| Records for processing |
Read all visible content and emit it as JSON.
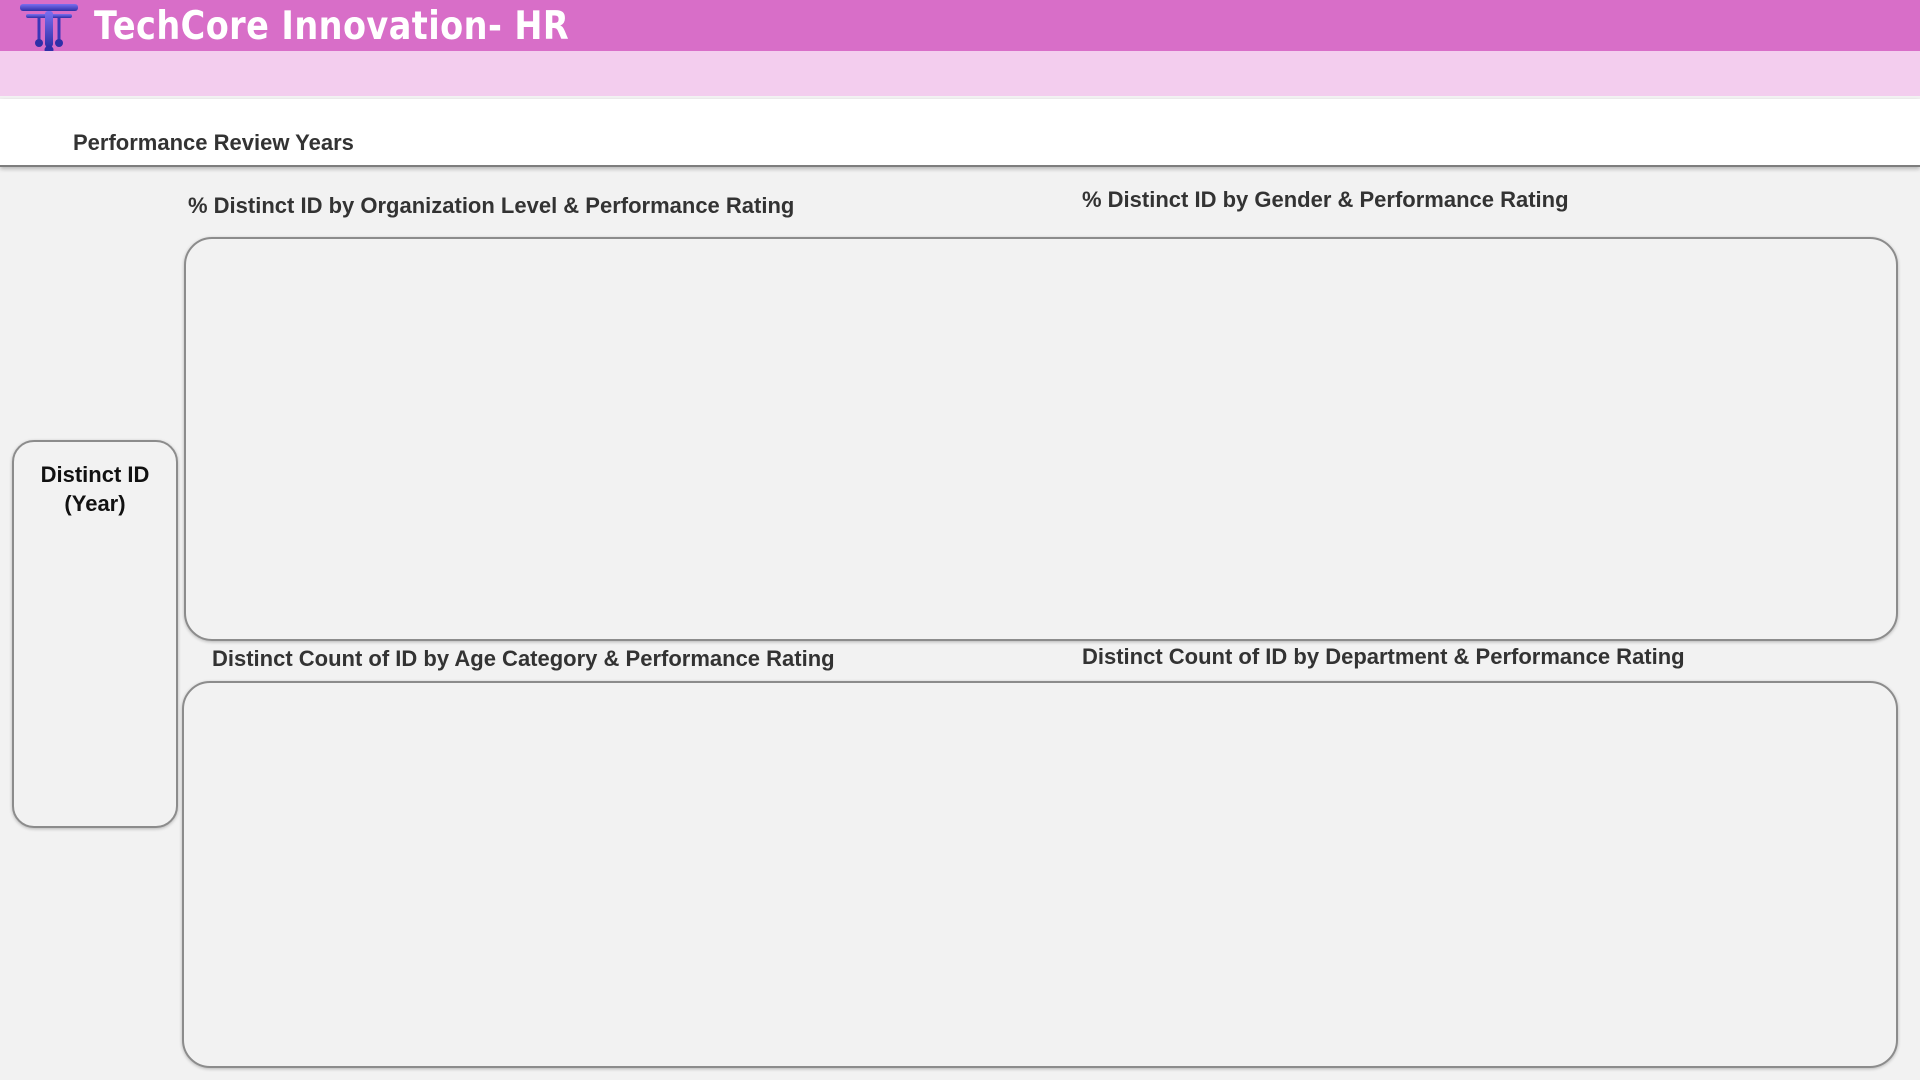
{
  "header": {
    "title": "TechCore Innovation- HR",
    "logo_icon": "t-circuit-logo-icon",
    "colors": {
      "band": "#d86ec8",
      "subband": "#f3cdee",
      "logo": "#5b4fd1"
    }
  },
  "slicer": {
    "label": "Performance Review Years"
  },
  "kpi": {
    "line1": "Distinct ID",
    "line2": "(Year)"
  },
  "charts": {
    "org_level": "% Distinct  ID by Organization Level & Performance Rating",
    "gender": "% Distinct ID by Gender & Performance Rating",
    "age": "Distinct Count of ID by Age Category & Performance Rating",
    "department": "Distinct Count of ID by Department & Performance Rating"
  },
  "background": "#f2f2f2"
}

* * *

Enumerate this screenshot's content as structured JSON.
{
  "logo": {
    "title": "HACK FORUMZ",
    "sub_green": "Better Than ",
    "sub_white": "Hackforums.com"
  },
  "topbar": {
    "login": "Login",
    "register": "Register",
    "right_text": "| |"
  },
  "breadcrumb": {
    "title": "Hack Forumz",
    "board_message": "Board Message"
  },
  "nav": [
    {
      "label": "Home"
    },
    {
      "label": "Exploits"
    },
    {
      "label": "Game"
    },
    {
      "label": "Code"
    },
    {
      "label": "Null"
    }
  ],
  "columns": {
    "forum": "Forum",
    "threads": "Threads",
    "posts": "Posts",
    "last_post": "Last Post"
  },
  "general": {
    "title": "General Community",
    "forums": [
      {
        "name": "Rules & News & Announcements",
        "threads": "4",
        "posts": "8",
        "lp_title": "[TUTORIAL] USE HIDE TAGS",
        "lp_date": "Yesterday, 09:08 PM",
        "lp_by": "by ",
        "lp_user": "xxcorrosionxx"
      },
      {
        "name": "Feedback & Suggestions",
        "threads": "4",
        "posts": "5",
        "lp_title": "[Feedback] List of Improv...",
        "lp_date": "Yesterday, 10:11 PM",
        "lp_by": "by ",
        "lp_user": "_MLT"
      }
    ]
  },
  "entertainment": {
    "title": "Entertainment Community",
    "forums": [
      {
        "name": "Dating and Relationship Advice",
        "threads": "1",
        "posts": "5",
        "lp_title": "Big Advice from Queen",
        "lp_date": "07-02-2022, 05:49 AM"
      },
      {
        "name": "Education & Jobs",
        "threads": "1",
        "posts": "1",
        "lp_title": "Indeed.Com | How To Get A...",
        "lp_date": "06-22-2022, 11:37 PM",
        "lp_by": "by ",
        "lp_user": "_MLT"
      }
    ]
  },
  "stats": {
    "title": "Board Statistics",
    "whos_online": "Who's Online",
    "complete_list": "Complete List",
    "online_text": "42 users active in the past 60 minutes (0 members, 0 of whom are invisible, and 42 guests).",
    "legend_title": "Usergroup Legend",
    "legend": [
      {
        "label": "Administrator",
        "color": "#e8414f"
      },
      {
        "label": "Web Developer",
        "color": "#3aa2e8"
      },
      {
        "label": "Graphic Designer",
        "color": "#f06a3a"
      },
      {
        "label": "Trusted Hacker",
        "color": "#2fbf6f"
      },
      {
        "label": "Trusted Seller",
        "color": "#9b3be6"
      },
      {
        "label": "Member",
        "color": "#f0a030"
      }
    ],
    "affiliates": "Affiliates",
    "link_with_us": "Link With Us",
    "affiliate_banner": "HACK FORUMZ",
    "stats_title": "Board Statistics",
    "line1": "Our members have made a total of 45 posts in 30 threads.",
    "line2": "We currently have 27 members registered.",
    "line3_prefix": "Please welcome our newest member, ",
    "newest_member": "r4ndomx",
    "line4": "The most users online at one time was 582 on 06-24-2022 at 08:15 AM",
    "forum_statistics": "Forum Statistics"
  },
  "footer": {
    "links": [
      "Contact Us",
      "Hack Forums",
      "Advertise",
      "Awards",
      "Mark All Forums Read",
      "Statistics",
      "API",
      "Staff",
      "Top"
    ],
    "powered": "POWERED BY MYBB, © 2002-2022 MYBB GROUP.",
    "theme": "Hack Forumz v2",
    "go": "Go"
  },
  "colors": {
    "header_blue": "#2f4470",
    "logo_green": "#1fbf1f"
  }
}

| Problem |
Find how many lines in the listing hold "have", and reply with that number only.

| Reply to the task |
2